**Material provided**

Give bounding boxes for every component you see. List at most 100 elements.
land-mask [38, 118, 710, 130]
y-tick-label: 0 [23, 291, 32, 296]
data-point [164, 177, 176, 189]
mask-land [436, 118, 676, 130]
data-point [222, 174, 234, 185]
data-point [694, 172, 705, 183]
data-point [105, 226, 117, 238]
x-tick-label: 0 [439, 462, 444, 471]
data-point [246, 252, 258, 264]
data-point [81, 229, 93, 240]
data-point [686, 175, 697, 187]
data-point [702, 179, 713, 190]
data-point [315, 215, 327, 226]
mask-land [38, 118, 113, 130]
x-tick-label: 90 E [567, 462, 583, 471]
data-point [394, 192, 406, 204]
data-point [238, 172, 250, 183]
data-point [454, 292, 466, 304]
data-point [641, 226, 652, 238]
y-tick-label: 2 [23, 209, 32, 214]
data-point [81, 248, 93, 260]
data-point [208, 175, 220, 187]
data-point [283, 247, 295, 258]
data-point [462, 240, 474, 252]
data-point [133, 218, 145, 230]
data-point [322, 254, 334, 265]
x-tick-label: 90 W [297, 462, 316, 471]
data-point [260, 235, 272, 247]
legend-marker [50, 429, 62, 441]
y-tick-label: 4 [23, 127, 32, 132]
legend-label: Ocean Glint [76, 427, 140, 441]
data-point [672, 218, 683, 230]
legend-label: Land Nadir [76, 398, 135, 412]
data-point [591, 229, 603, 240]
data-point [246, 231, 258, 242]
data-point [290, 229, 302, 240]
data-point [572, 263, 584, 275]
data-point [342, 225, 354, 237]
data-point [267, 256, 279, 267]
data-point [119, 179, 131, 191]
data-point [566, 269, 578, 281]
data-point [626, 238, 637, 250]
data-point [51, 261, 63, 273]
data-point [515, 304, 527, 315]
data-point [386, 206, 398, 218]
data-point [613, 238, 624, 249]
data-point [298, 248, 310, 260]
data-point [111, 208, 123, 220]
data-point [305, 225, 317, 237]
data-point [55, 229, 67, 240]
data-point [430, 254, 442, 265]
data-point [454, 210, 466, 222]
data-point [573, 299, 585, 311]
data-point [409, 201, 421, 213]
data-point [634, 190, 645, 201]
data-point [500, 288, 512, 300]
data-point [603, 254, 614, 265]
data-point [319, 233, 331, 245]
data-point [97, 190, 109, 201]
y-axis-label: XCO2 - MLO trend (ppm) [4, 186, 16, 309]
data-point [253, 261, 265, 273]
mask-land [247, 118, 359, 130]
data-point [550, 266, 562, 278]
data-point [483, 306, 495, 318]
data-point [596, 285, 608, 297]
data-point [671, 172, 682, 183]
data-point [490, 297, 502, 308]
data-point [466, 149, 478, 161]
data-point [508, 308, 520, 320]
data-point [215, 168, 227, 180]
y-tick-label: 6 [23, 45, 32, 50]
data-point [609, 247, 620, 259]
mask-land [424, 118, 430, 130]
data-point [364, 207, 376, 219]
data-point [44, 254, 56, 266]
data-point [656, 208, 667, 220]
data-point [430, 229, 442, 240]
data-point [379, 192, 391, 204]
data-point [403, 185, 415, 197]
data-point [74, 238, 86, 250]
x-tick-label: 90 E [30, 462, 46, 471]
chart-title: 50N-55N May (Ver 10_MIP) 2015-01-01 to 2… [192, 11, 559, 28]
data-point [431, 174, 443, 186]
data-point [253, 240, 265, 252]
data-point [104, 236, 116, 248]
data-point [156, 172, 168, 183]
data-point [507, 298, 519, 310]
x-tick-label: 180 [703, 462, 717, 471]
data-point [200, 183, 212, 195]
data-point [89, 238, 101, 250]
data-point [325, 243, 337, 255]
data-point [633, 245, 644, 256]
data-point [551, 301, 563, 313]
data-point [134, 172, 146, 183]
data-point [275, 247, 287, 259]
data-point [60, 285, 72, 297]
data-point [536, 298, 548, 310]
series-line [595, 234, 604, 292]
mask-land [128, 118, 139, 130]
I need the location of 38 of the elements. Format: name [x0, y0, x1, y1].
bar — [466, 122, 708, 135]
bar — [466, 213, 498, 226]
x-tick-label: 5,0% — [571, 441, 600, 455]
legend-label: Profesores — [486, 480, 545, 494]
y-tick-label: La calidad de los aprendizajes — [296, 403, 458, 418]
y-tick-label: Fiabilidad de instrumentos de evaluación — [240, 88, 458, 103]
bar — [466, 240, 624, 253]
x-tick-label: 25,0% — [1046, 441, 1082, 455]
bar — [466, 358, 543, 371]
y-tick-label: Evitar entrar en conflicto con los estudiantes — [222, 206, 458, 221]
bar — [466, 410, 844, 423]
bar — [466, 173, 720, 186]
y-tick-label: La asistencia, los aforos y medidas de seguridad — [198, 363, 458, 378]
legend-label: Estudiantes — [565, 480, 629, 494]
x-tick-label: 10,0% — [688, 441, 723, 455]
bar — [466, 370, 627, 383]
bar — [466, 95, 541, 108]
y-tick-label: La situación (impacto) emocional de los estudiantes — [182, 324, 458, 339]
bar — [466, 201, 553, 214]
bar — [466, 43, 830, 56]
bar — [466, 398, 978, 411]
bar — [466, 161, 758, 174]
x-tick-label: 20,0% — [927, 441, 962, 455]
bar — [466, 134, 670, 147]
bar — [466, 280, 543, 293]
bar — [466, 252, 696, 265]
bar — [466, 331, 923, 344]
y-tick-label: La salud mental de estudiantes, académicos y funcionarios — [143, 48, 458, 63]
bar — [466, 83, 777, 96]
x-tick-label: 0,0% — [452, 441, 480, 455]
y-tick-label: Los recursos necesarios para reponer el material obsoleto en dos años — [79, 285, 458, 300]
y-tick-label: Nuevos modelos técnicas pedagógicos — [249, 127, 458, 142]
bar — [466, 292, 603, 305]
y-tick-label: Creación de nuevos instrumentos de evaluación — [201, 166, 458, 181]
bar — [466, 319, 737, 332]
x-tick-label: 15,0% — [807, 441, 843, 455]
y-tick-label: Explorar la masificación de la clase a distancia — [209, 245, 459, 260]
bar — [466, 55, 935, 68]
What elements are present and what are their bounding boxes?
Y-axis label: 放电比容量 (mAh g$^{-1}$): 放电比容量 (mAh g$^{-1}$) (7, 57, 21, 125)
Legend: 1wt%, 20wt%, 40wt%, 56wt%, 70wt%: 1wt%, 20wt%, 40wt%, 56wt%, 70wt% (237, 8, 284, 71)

**Set task**
Which lines of the records above contain the word "elements"? Pick out each one and copy it in full, treating uppercase and lowercase as different.

**The response**
Give bounding boxes for every component you see. List at most 100 elements.
I need the location of 38 of the elements. Format: name [x0, y0, x1, y1].
What elements are present and what are their bounding boxes?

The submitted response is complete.